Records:
•••••

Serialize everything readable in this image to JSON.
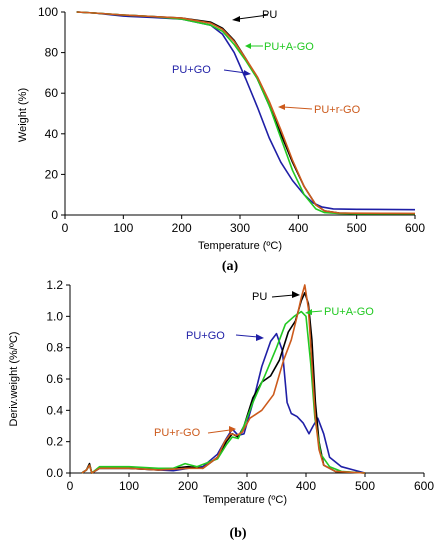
{
  "chart_data": [
    {
      "type": "line",
      "panel_label": "(a)",
      "xlabel": "Temperature (ºC)",
      "ylabel": "Weight (%)",
      "xlim": [
        0,
        600
      ],
      "ylim": [
        0,
        100
      ],
      "xticks": [
        0,
        100,
        200,
        300,
        400,
        500,
        600
      ],
      "yticks": [
        0,
        20,
        40,
        60,
        80,
        100
      ],
      "grid": false,
      "series": [
        {
          "name": "PU+GO",
          "color": "#1f1fa6",
          "points": [
            [
              20,
              100
            ],
            [
              50,
              99.5
            ],
            [
              100,
              98
            ],
            [
              150,
              97.3
            ],
            [
              200,
              96.5
            ],
            [
              250,
              93.5
            ],
            [
              270,
              89
            ],
            [
              290,
              80
            ],
            [
              310,
              67
            ],
            [
              330,
              53
            ],
            [
              350,
              38
            ],
            [
              370,
              26
            ],
            [
              390,
              17
            ],
            [
              410,
              10
            ],
            [
              425,
              6
            ],
            [
              440,
              4
            ],
            [
              460,
              3
            ],
            [
              500,
              2.8
            ],
            [
              600,
              2.6
            ]
          ]
        },
        {
          "name": "PU",
          "color": "#000000",
          "points": [
            [
              20,
              100
            ],
            [
              50,
              99.5
            ],
            [
              100,
              98.5
            ],
            [
              150,
              97.8
            ],
            [
              200,
              97
            ],
            [
              250,
              95
            ],
            [
              270,
              92
            ],
            [
              290,
              86
            ],
            [
              310,
              77
            ],
            [
              330,
              67
            ],
            [
              350,
              54
            ],
            [
              370,
              40
            ],
            [
              390,
              26
            ],
            [
              410,
              14
            ],
            [
              430,
              5
            ],
            [
              445,
              2
            ],
            [
              470,
              1
            ],
            [
              500,
              0.8
            ],
            [
              600,
              0.6
            ]
          ]
        },
        {
          "name": "PU+A-GO",
          "color": "#22c922",
          "points": [
            [
              20,
              100
            ],
            [
              50,
              99.5
            ],
            [
              100,
              98.5
            ],
            [
              150,
              97.8
            ],
            [
              200,
              96.5
            ],
            [
              250,
              93.5
            ],
            [
              270,
              90.5
            ],
            [
              290,
              84
            ],
            [
              310,
              76
            ],
            [
              330,
              67
            ],
            [
              350,
              54
            ],
            [
              370,
              38
            ],
            [
              390,
              22
            ],
            [
              410,
              10
            ],
            [
              430,
              3
            ],
            [
              445,
              1.2
            ],
            [
              470,
              0.8
            ],
            [
              500,
              0.6
            ],
            [
              600,
              0.6
            ]
          ]
        },
        {
          "name": "PU+r-GO",
          "color": "#cc5a1c",
          "points": [
            [
              20,
              100
            ],
            [
              50,
              99.5
            ],
            [
              100,
              98.5
            ],
            [
              150,
              97.8
            ],
            [
              200,
              97
            ],
            [
              250,
              94.5
            ],
            [
              270,
              91.5
            ],
            [
              290,
              85.5
            ],
            [
              310,
              77
            ],
            [
              330,
              68
            ],
            [
              350,
              56
            ],
            [
              370,
              42
            ],
            [
              390,
              27
            ],
            [
              410,
              14
            ],
            [
              430,
              5
            ],
            [
              445,
              2
            ],
            [
              470,
              1
            ],
            [
              500,
              0.9
            ],
            [
              600,
              0.8
            ]
          ]
        }
      ],
      "annotations": [
        {
          "text": "PU",
          "color": "#000000"
        },
        {
          "text": "PU+A-GO",
          "color": "#22c922"
        },
        {
          "text": "PU+GO",
          "color": "#1f1fa6"
        },
        {
          "text": "PU+r-GO",
          "color": "#cc5a1c"
        }
      ]
    },
    {
      "type": "line",
      "panel_label": "(b)",
      "xlabel": "Temperature (ºC)",
      "ylabel": "Deriv.weight (%/ºC)",
      "xlim": [
        0,
        600
      ],
      "ylim": [
        0,
        1.2
      ],
      "xticks": [
        0,
        100,
        200,
        300,
        400,
        500,
        600
      ],
      "yticks": [
        "0.0",
        "0.2",
        "0.4",
        "0.6",
        "0.8",
        "1.0",
        "1.2"
      ],
      "grid": false,
      "series": [
        {
          "name": "PU+GO",
          "color": "#1f1fa6",
          "points": [
            [
              20,
              0
            ],
            [
              28,
              0.02
            ],
            [
              33,
              0.05
            ],
            [
              37,
              0.0
            ],
            [
              50,
              0.03
            ],
            [
              100,
              0.03
            ],
            [
              150,
              0.02
            ],
            [
              175,
              0.015
            ],
            [
              200,
              0.03
            ],
            [
              225,
              0.04
            ],
            [
              250,
              0.12
            ],
            [
              265,
              0.22
            ],
            [
              275,
              0.28
            ],
            [
              285,
              0.24
            ],
            [
              295,
              0.25
            ],
            [
              310,
              0.45
            ],
            [
              325,
              0.68
            ],
            [
              340,
              0.84
            ],
            [
              350,
              0.89
            ],
            [
              360,
              0.78
            ],
            [
              368,
              0.45
            ],
            [
              375,
              0.38
            ],
            [
              385,
              0.36
            ],
            [
              395,
              0.32
            ],
            [
              405,
              0.25
            ],
            [
              412,
              0.3
            ],
            [
              420,
              0.35
            ],
            [
              430,
              0.25
            ],
            [
              440,
              0.1
            ],
            [
              460,
              0.04
            ],
            [
              480,
              0.02
            ],
            [
              500,
              0.0
            ]
          ]
        },
        {
          "name": "PU",
          "color": "#000000",
          "points": [
            [
              20,
              0
            ],
            [
              28,
              0.02
            ],
            [
              33,
              0.06
            ],
            [
              37,
              0.0
            ],
            [
              50,
              0.03
            ],
            [
              100,
              0.03
            ],
            [
              150,
              0.02
            ],
            [
              200,
              0.04
            ],
            [
              225,
              0.03
            ],
            [
              250,
              0.1
            ],
            [
              265,
              0.2
            ],
            [
              275,
              0.25
            ],
            [
              285,
              0.23
            ],
            [
              295,
              0.3
            ],
            [
              310,
              0.48
            ],
            [
              325,
              0.58
            ],
            [
              340,
              0.62
            ],
            [
              355,
              0.72
            ],
            [
              370,
              0.9
            ],
            [
              382,
              0.97
            ],
            [
              392,
              1.1
            ],
            [
              398,
              1.15
            ],
            [
              404,
              1.08
            ],
            [
              410,
              0.85
            ],
            [
              416,
              0.45
            ],
            [
              422,
              0.2
            ],
            [
              430,
              0.05
            ],
            [
              450,
              0.01
            ],
            [
              500,
              0.0
            ]
          ]
        },
        {
          "name": "PU+A-GO",
          "color": "#22c922",
          "points": [
            [
              20,
              0
            ],
            [
              28,
              0.02
            ],
            [
              33,
              0.05
            ],
            [
              37,
              0.0
            ],
            [
              50,
              0.04
            ],
            [
              100,
              0.04
            ],
            [
              150,
              0.03
            ],
            [
              175,
              0.03
            ],
            [
              195,
              0.06
            ],
            [
              215,
              0.04
            ],
            [
              250,
              0.09
            ],
            [
              265,
              0.18
            ],
            [
              275,
              0.23
            ],
            [
              285,
              0.22
            ],
            [
              295,
              0.3
            ],
            [
              310,
              0.45
            ],
            [
              330,
              0.62
            ],
            [
              350,
              0.8
            ],
            [
              365,
              0.95
            ],
            [
              380,
              1.0
            ],
            [
              392,
              1.03
            ],
            [
              400,
              1.0
            ],
            [
              408,
              0.7
            ],
            [
              415,
              0.35
            ],
            [
              425,
              0.12
            ],
            [
              440,
              0.04
            ],
            [
              460,
              0.01
            ],
            [
              500,
              0.0
            ]
          ]
        },
        {
          "name": "PU+r-GO",
          "color": "#cc5a1c",
          "points": [
            [
              20,
              0
            ],
            [
              28,
              0.02
            ],
            [
              33,
              0.05
            ],
            [
              37,
              0.0
            ],
            [
              50,
              0.03
            ],
            [
              100,
              0.03
            ],
            [
              150,
              0.02
            ],
            [
              200,
              0.03
            ],
            [
              225,
              0.03
            ],
            [
              250,
              0.1
            ],
            [
              262,
              0.2
            ],
            [
              272,
              0.25
            ],
            [
              282,
              0.24
            ],
            [
              292,
              0.26
            ],
            [
              305,
              0.35
            ],
            [
              325,
              0.4
            ],
            [
              345,
              0.5
            ],
            [
              362,
              0.72
            ],
            [
              375,
              0.85
            ],
            [
              385,
              1.0
            ],
            [
              392,
              1.12
            ],
            [
              398,
              1.2
            ],
            [
              404,
              1.05
            ],
            [
              410,
              0.7
            ],
            [
              416,
              0.35
            ],
            [
              422,
              0.15
            ],
            [
              430,
              0.05
            ],
            [
              450,
              0.01
            ],
            [
              500,
              0.0
            ]
          ]
        }
      ],
      "annotations": [
        {
          "text": "PU",
          "color": "#000000"
        },
        {
          "text": "PU+A-GO",
          "color": "#22c922"
        },
        {
          "text": "PU+GO",
          "color": "#1f1fa6"
        },
        {
          "text": "PU+r-GO",
          "color": "#cc5a1c"
        }
      ]
    }
  ]
}
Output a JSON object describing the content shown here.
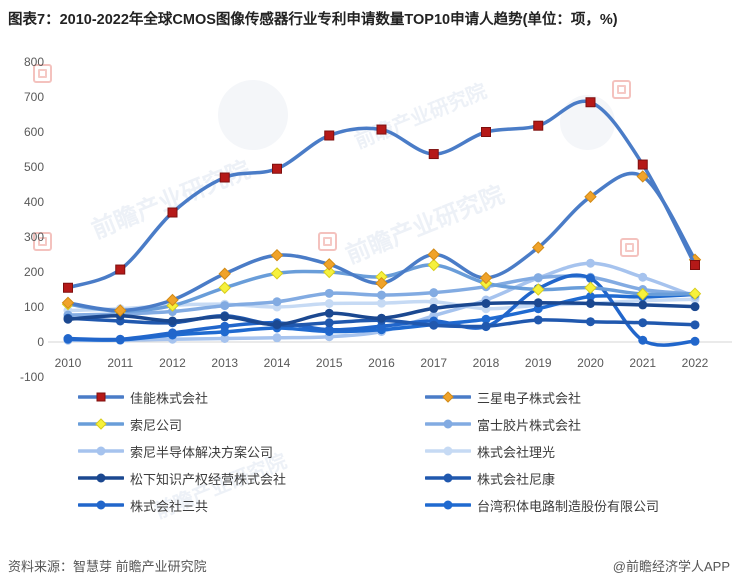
{
  "title": "图表7：2010-2022年全球CMOS图像传感器行业专利申请数量TOP10申请人趋势(单位：项，%)",
  "footer": {
    "source": "资料来源：智慧芽 前瞻产业研究院",
    "credit": "@前瞻经济学人APP"
  },
  "watermark_text": "前瞻产业研究院",
  "axis_color": "#595959",
  "zero_line_color": "#d6d6d6",
  "chart_data": {
    "type": "line",
    "title": "2010-2022年全球CMOS图像传感器行业专利申请数量TOP10申请人趋势",
    "xlabel": "",
    "ylabel": "",
    "x": [
      2010,
      2011,
      2012,
      2013,
      2014,
      2015,
      2016,
      2017,
      2018,
      2019,
      2020,
      2021,
      2022
    ],
    "ylim": [
      -100,
      800
    ],
    "yticks": [
      800,
      700,
      600,
      500,
      400,
      300,
      200,
      100,
      0,
      -100
    ],
    "grid": false,
    "legend_position": "bottom, two columns",
    "series": [
      {
        "name": "佳能株式会社",
        "marker": "square",
        "line_color": "#4a7cc7",
        "marker_color": "#b51918",
        "marker_edge": "#7e0f0e",
        "values": [
          155,
          207,
          370,
          470,
          495,
          590,
          607,
          537,
          600,
          618,
          685,
          507,
          220
        ]
      },
      {
        "name": "三星电子株式会社",
        "marker": "diamond",
        "line_color": "#4a7cc7",
        "marker_color": "#f0a32a",
        "marker_edge": "#d28a15",
        "values": [
          112,
          90,
          120,
          195,
          248,
          222,
          168,
          250,
          183,
          270,
          415,
          473,
          235
        ]
      },
      {
        "name": "索尼公司",
        "marker": "diamond",
        "line_color": "#699dd9",
        "marker_color": "#f6f13c",
        "marker_edge": "#d8cd1d",
        "values": [
          108,
          88,
          104,
          155,
          196,
          200,
          186,
          220,
          168,
          150,
          155,
          137,
          138
        ]
      },
      {
        "name": "富士胶片株式会社",
        "marker": "circle",
        "line_color": "#82abe2",
        "marker_color": "#82abe2",
        "marker_edge": "#82abe2",
        "values": [
          77,
          80,
          87,
          104,
          115,
          139,
          134,
          141,
          158,
          184,
          185,
          150,
          137
        ]
      },
      {
        "name": "索尼半导体解决方案公司",
        "marker": "circle",
        "line_color": "#a6c3ee",
        "marker_color": "#a6c3ee",
        "marker_edge": "#a6c3ee",
        "values": [
          5,
          5,
          8,
          10,
          12,
          15,
          30,
          75,
          120,
          183,
          225,
          185,
          130
        ]
      },
      {
        "name": "株式会社理光",
        "marker": "circle",
        "line_color": "#c6daf4",
        "marker_color": "#c6daf4",
        "marker_edge": "#c6daf4",
        "values": [
          90,
          95,
          105,
          108,
          100,
          110,
          111,
          115,
          95,
          105,
          110,
          118,
          122
        ]
      },
      {
        "name": "松下知识产权经营株式会社",
        "marker": "circle",
        "line_color": "#1b4890",
        "marker_color": "#1b4890",
        "marker_edge": "#1b4890",
        "values": [
          65,
          75,
          60,
          72,
          50,
          82,
          68,
          96,
          110,
          112,
          110,
          106,
          101
        ]
      },
      {
        "name": "株式会社尼康",
        "marker": "circle",
        "line_color": "#2058ae",
        "marker_color": "#2058ae",
        "marker_edge": "#2058ae",
        "values": [
          68,
          60,
          55,
          75,
          48,
          55,
          62,
          48,
          45,
          63,
          58,
          55,
          49
        ]
      },
      {
        "name": "株式会社三共",
        "marker": "circle",
        "line_color": "#2166cb",
        "marker_color": "#2166cb",
        "marker_edge": "#2166cb",
        "values": [
          10,
          8,
          26,
          45,
          55,
          35,
          45,
          60,
          44,
          153,
          182,
          5,
          2
        ]
      },
      {
        "name": "台湾积体电路制造股份有限公司",
        "marker": "circle",
        "line_color": "#1f6ad0",
        "marker_color": "#1f6ad0",
        "marker_edge": "#1f6ad0",
        "values": [
          8,
          6,
          20,
          29,
          40,
          30,
          35,
          50,
          65,
          95,
          130,
          129,
          136
        ]
      }
    ],
    "legend_left_column_series": [
      0,
      2,
      4,
      6,
      8
    ],
    "legend_right_column_series": [
      1,
      3,
      5,
      7,
      9
    ],
    "draw_order": [
      5,
      4,
      3,
      9,
      8,
      2,
      7,
      6,
      1,
      0
    ]
  }
}
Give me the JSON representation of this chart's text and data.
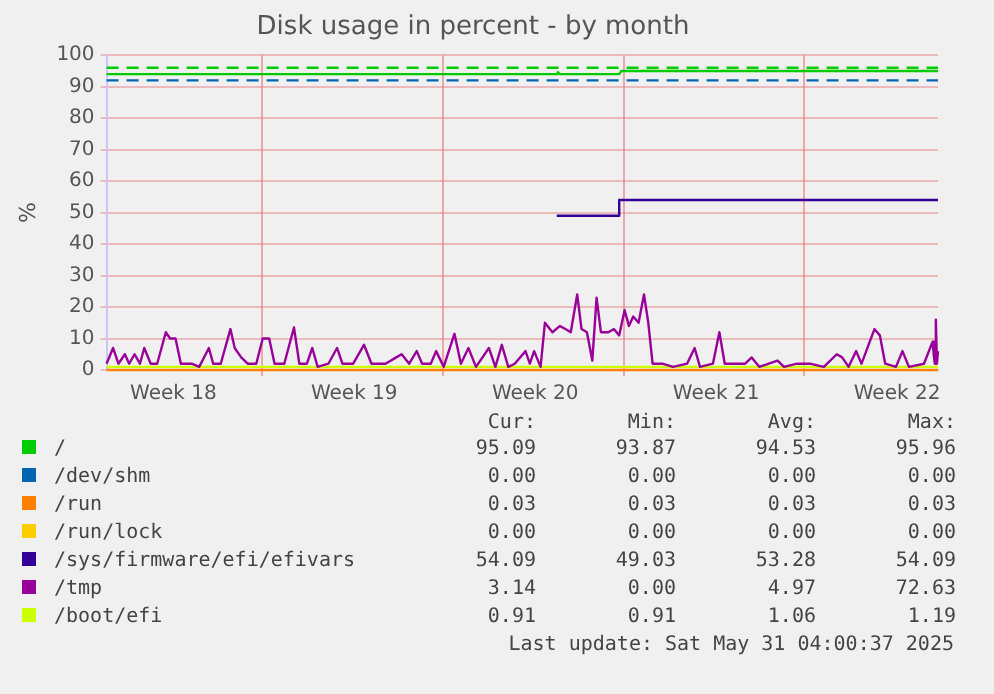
{
  "chart_data": {
    "type": "line",
    "title": "Disk usage in percent - by month",
    "ylabel": "%",
    "xlim": [
      "2025-04-29T00:00",
      "2025-05-31T04:00"
    ],
    "xticks": [
      {
        "value": "2025-05-01T14:00",
        "label": "Week 18"
      },
      {
        "value": "2025-05-05T00:00",
        "label": null
      },
      {
        "value": "2025-05-08T14:00",
        "label": "Week 19"
      },
      {
        "value": "2025-05-12T00:00",
        "label": null
      },
      {
        "value": "2025-05-15T14:00",
        "label": "Week 20"
      },
      {
        "value": "2025-05-19T00:00",
        "label": null
      },
      {
        "value": "2025-05-22T14:00",
        "label": "Week 21"
      },
      {
        "value": "2025-05-26T00:00",
        "label": null
      },
      {
        "value": "2025-05-29T14:00",
        "label": "Week 22"
      }
    ],
    "ylim": [
      0,
      100
    ],
    "yticks": [
      0,
      10,
      20,
      30,
      40,
      50,
      60,
      70,
      80,
      90,
      100
    ],
    "grid": true,
    "legend": "bottom",
    "series": [
      {
        "name": "/",
        "color": "#00cc00",
        "x": [
          "2025-04-29T00:00",
          "2025-05-16T10:00",
          "2025-05-16T11:00",
          "2025-05-16T13:00",
          "2025-05-18T20:00",
          "2025-05-18T22:00",
          "2025-05-31T04:00"
        ],
        "values": [
          94,
          94,
          94.6,
          94,
          94,
          95,
          95
        ]
      },
      {
        "name": "/dev/shm",
        "color": "#0066b3"
      },
      {
        "name": "/run",
        "color": "#ff8000",
        "x": [
          "2025-04-29T00:00",
          "2025-05-31T04:00"
        ],
        "values": [
          0,
          0
        ]
      },
      {
        "name": "/run/lock",
        "color": "#ffcc00"
      },
      {
        "name": "/sys/firmware/efi/efivars",
        "color": "#330099",
        "x": [
          "2025-05-16T10:00",
          "2025-05-18T19:00",
          "2025-05-18T20:00",
          "2025-05-31T04:00"
        ],
        "values": [
          49,
          49,
          54,
          54
        ]
      },
      {
        "name": "/tmp",
        "color": "#990099",
        "x": [
          "2025-04-29T00:00",
          "2025-04-29T06:00",
          "2025-04-29T11:00",
          "2025-04-29T17:00",
          "2025-04-29T21:00",
          "2025-04-30T02:00",
          "2025-04-30T07:00",
          "2025-04-30T11:00",
          "2025-04-30T17:00",
          "2025-04-30T23:00",
          "2025-05-01T07:00",
          "2025-05-01T11:00",
          "2025-05-01T16:00",
          "2025-05-01T21:00",
          "2025-05-02T07:00",
          "2025-05-02T14:00",
          "2025-05-02T23:00",
          "2025-05-03T03:00",
          "2025-05-03T10:00",
          "2025-05-03T19:00",
          "2025-05-03T23:00",
          "2025-05-04T05:00",
          "2025-05-04T11:00",
          "2025-05-04T19:00",
          "2025-05-05T01:00",
          "2025-05-05T07:00",
          "2025-05-05T12:00",
          "2025-05-05T21:00",
          "2025-05-06T06:00",
          "2025-05-06T11:00",
          "2025-05-06T18:00",
          "2025-05-06T23:00",
          "2025-05-07T04:00",
          "2025-05-07T14:00",
          "2025-05-07T22:00",
          "2025-05-08T03:00",
          "2025-05-08T13:00",
          "2025-05-08T23:00",
          "2025-05-09T06:00",
          "2025-05-09T19:00",
          "2025-05-10T05:00",
          "2025-05-10T10:00",
          "2025-05-10T17:00",
          "2025-05-11T00:00",
          "2025-05-11T05:00",
          "2025-05-11T13:00",
          "2025-05-11T18:00",
          "2025-05-12T01:00",
          "2025-05-12T11:00",
          "2025-05-12T17:00",
          "2025-05-13T00:00",
          "2025-05-13T07:00",
          "2025-05-13T19:00",
          "2025-05-14T01:00",
          "2025-05-14T07:00",
          "2025-05-14T13:00",
          "2025-05-14T19:00",
          "2025-05-15T05:00",
          "2025-05-15T09:00",
          "2025-05-15T13:00",
          "2025-05-15T19:00",
          "2025-05-15T23:00",
          "2025-05-16T06:00",
          "2025-05-16T13:00",
          "2025-05-16T18:00",
          "2025-05-16T23:00",
          "2025-05-17T05:00",
          "2025-05-17T09:00",
          "2025-05-17T14:00",
          "2025-05-17T19:00",
          "2025-05-17T23:00",
          "2025-05-18T03:00",
          "2025-05-18T10:00",
          "2025-05-18T15:00",
          "2025-05-18T20:00",
          "2025-05-19T01:00",
          "2025-05-19T05:00",
          "2025-05-19T09:00",
          "2025-05-19T14:00",
          "2025-05-19T19:00",
          "2025-05-19T23:00",
          "2025-05-20T03:00",
          "2025-05-20T12:00",
          "2025-05-20T22:00",
          "2025-05-21T11:00",
          "2025-05-21T18:00",
          "2025-05-21T23:00",
          "2025-05-22T11:00",
          "2025-05-22T17:00",
          "2025-05-22T22:00",
          "2025-05-23T10:00",
          "2025-05-23T17:00",
          "2025-05-23T23:00",
          "2025-05-24T06:00",
          "2025-05-24T23:00",
          "2025-05-25T05:00",
          "2025-05-25T17:00",
          "2025-05-26T05:00",
          "2025-05-26T18:00",
          "2025-05-27T06:00",
          "2025-05-27T11:00",
          "2025-05-27T17:00",
          "2025-05-28T00:00",
          "2025-05-28T05:00",
          "2025-05-28T17:00",
          "2025-05-28T22:00",
          "2025-05-29T03:00",
          "2025-05-29T13:00",
          "2025-05-29T19:00",
          "2025-05-30T01:00",
          "2025-05-30T15:00",
          "2025-05-30T23:00",
          "2025-05-31T00:00",
          "2025-05-31T01:00",
          "2025-05-31T02:00",
          "2025-05-31T03:00",
          "2025-05-31T04:00"
        ],
        "values": [
          2,
          7,
          2,
          5,
          2,
          5,
          2,
          7,
          2,
          2,
          12,
          10,
          10,
          2,
          2,
          1,
          7,
          2,
          2,
          13,
          7,
          4,
          2,
          2,
          10,
          10,
          2,
          2,
          13.5,
          2,
          2,
          7,
          1,
          2,
          7,
          2,
          2,
          8,
          2,
          2,
          4,
          5,
          2,
          6,
          2,
          2,
          6,
          1,
          11.5,
          2,
          7,
          1,
          7,
          1,
          8,
          1,
          2,
          6,
          2,
          6,
          1,
          15,
          12,
          14,
          13,
          12,
          24,
          13,
          12,
          3,
          23,
          12,
          12,
          13,
          11,
          19,
          14,
          17,
          15,
          24,
          15,
          2,
          2,
          1,
          2,
          7,
          1,
          2,
          12,
          2,
          2,
          2,
          4,
          1,
          3,
          1,
          2,
          2,
          1,
          5,
          4,
          1,
          6,
          2,
          13,
          11,
          2,
          1,
          6,
          1,
          2,
          9,
          5,
          2,
          16,
          2,
          6
        ]
      },
      {
        "name": "/boot/efi",
        "color": "#ccff00",
        "x": [
          "2025-04-29T00:00",
          "2025-05-31T04:00"
        ],
        "values": [
          1,
          1
        ]
      }
    ],
    "ref_lines": [
      {
        "axis": "y",
        "value": 96,
        "color": "#00cc00",
        "line_style": "dashed"
      },
      {
        "axis": "y",
        "value": 92,
        "color": "#0066b3",
        "line_style": "dashed"
      }
    ],
    "annotations": [
      "Cur:",
      "Min:",
      "Avg:",
      "Max:",
      "95.09",
      "93.87",
      "94.53",
      "95.96",
      "0.00",
      "0.00",
      "0.00",
      "0.00",
      "0.03",
      "0.03",
      "0.03",
      "0.03",
      "0.00",
      "0.00",
      "0.00",
      "0.00",
      "54.09",
      "49.03",
      "53.28",
      "54.09",
      "3.14",
      "0.00",
      "4.97",
      "72.63",
      "0.91",
      "0.91",
      "1.06",
      "1.19",
      "Last update: Sat May 31 04:00:37 2025"
    ]
  }
}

•••••

• [Task statement]: For the entries above, state how many lines contain the word "this". Provide the number by itself.

• [Output below]: 2